DATA FOR PROCESSING:
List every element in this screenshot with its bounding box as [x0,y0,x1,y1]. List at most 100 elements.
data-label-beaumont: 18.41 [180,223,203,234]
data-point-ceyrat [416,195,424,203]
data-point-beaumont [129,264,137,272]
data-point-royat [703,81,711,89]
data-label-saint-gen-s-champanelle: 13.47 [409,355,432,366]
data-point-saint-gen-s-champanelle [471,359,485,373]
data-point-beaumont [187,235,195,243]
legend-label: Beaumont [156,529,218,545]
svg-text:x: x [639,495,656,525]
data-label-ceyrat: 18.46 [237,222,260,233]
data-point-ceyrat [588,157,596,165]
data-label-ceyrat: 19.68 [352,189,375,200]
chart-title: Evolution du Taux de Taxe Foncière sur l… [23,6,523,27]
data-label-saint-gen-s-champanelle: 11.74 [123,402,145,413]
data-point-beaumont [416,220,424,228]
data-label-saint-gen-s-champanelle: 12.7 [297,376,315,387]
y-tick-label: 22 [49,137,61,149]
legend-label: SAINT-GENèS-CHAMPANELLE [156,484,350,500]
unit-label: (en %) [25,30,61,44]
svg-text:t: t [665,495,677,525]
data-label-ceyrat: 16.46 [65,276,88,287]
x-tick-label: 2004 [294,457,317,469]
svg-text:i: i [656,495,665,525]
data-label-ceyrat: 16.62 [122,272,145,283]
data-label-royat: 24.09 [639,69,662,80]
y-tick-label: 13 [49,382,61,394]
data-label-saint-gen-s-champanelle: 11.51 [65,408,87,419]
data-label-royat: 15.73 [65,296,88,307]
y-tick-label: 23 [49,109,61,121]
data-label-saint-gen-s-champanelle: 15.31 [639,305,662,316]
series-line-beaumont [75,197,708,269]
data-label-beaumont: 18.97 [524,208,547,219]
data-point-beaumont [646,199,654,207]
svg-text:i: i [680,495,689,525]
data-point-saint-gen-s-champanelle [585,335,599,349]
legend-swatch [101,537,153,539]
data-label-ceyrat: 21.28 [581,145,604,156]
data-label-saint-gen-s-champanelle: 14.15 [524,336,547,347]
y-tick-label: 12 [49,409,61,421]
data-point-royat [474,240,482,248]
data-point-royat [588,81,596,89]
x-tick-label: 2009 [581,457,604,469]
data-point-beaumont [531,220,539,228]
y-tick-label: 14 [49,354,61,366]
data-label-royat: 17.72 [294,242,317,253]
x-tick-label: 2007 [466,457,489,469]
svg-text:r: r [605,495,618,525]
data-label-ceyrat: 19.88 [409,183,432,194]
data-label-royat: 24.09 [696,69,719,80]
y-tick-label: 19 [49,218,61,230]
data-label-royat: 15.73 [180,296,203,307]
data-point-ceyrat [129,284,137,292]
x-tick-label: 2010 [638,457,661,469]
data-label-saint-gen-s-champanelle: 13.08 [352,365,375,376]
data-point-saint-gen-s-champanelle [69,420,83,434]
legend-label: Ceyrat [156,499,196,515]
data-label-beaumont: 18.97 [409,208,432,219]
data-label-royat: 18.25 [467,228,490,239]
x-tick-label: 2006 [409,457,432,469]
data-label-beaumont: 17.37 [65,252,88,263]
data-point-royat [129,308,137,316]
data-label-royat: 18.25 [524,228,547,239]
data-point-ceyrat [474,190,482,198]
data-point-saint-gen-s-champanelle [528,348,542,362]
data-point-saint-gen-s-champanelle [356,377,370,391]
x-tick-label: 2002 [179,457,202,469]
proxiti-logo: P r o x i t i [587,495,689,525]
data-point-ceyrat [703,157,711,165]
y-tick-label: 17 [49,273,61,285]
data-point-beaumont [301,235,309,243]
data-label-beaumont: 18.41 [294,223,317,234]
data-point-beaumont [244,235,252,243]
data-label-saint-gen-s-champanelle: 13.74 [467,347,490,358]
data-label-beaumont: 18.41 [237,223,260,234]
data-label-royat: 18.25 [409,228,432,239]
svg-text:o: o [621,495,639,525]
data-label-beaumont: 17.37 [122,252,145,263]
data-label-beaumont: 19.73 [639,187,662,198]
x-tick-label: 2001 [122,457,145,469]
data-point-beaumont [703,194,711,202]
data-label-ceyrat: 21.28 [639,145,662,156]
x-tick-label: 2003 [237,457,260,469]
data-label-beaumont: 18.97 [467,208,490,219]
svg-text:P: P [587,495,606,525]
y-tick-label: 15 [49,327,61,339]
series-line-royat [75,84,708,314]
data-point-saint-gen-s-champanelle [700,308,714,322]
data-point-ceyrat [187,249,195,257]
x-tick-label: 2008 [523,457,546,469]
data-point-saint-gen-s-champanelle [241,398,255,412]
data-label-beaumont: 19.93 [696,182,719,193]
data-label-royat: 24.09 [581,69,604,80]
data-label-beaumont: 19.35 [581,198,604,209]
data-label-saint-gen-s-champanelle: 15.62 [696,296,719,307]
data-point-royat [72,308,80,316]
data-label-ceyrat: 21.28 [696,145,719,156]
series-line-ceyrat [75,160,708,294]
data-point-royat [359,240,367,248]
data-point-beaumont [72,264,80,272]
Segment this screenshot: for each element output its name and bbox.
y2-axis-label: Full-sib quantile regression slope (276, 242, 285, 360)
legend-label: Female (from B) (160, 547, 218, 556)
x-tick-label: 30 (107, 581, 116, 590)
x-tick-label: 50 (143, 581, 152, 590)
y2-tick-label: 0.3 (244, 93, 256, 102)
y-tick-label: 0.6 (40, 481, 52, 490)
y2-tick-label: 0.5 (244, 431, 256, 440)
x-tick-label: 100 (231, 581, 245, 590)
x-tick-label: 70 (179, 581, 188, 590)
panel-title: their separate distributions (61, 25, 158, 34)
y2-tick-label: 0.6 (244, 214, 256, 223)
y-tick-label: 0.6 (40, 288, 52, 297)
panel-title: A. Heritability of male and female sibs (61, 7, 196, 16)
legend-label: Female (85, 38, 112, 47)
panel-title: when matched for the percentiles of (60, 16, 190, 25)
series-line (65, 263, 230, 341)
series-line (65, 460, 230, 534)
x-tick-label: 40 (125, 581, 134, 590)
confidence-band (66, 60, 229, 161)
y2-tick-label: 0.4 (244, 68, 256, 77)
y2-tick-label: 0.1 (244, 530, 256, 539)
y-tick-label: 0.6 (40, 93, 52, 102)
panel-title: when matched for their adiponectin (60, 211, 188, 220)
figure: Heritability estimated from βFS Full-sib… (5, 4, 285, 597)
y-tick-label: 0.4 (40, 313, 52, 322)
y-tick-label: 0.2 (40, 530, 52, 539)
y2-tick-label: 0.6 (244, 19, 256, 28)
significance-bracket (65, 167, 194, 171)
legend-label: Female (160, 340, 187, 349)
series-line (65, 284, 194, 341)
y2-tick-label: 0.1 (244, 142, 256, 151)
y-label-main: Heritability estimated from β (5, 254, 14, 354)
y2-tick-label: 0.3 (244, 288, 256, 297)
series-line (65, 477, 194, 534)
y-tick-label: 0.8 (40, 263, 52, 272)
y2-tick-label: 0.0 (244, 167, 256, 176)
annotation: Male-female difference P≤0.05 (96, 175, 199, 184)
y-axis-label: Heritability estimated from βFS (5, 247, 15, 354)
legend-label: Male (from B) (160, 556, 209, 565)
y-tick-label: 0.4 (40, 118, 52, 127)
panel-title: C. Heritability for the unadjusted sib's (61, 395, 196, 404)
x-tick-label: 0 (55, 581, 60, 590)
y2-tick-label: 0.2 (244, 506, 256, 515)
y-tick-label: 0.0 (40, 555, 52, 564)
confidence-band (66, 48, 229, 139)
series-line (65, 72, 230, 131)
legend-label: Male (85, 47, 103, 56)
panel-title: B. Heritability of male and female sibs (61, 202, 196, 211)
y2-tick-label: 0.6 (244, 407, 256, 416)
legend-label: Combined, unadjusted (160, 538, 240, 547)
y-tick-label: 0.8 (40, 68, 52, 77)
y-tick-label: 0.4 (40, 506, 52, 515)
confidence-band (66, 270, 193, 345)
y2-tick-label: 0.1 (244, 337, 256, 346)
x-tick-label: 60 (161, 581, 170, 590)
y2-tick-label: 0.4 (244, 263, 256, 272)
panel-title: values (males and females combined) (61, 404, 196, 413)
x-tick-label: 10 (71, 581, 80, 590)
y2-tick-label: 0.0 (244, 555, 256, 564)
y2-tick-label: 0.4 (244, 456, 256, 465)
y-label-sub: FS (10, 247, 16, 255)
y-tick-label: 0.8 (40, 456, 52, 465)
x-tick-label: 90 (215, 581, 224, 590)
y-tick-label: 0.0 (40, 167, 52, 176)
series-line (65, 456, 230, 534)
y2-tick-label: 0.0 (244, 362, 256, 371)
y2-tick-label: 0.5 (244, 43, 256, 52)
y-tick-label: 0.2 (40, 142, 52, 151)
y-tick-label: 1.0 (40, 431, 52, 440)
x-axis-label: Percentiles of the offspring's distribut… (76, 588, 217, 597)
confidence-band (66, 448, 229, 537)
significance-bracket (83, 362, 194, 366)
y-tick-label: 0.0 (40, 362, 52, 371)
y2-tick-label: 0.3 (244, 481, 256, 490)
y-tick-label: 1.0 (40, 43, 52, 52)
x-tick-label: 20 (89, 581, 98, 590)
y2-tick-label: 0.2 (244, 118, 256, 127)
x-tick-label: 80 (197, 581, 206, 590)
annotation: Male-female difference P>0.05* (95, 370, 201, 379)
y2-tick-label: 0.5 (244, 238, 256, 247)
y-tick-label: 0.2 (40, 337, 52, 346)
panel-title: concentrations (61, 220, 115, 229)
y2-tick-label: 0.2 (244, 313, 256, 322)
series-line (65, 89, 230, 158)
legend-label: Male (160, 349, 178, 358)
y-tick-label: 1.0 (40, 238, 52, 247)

WRITTEN INSTRUCTION:
Retype the records word for word, from their first line through the line that contains "data-label-ceyrat: 19.68 [352,189,375,200]", including both of those lines.

REPLY TO THE EXERCISE:
List every element in this screenshot with its bounding box as [x0,y0,x1,y1]. List at most 100 elements.
data-label-beaumont: 18.41 [180,223,203,234]
data-point-ceyrat [416,195,424,203]
data-point-beaumont [129,264,137,272]
data-point-royat [703,81,711,89]
data-label-saint-gen-s-champanelle: 13.47 [409,355,432,366]
data-point-saint-gen-s-champanelle [471,359,485,373]
data-point-beaumont [187,235,195,243]
legend-label: Beaumont [156,529,218,545]
svg-text:x: x [639,495,656,525]
data-label-ceyrat: 18.46 [237,222,260,233]
data-point-ceyrat [588,157,596,165]
data-label-ceyrat: 19.68 [352,189,375,200]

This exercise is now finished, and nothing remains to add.